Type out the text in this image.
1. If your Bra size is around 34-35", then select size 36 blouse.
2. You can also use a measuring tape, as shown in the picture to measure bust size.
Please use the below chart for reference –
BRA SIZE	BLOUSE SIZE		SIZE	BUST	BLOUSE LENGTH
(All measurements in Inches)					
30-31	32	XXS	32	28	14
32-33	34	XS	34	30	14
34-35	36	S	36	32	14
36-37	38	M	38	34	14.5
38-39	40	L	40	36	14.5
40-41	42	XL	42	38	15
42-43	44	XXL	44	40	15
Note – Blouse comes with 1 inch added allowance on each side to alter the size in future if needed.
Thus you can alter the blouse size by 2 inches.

┄┄┄┄┄┄┄┄┄┄┄┄┄┄┄┄┄┄┄┄

_EXERCISE INSTRUCTIONS:_ From the listing above, collect each line in which the string "alter" appears.

_SOLUTION BELOW:_
Note – Blouse comes with 1 inch added allowance on each side to alter the size in future if needed.
Thus you can alter the blouse size by 2 inches.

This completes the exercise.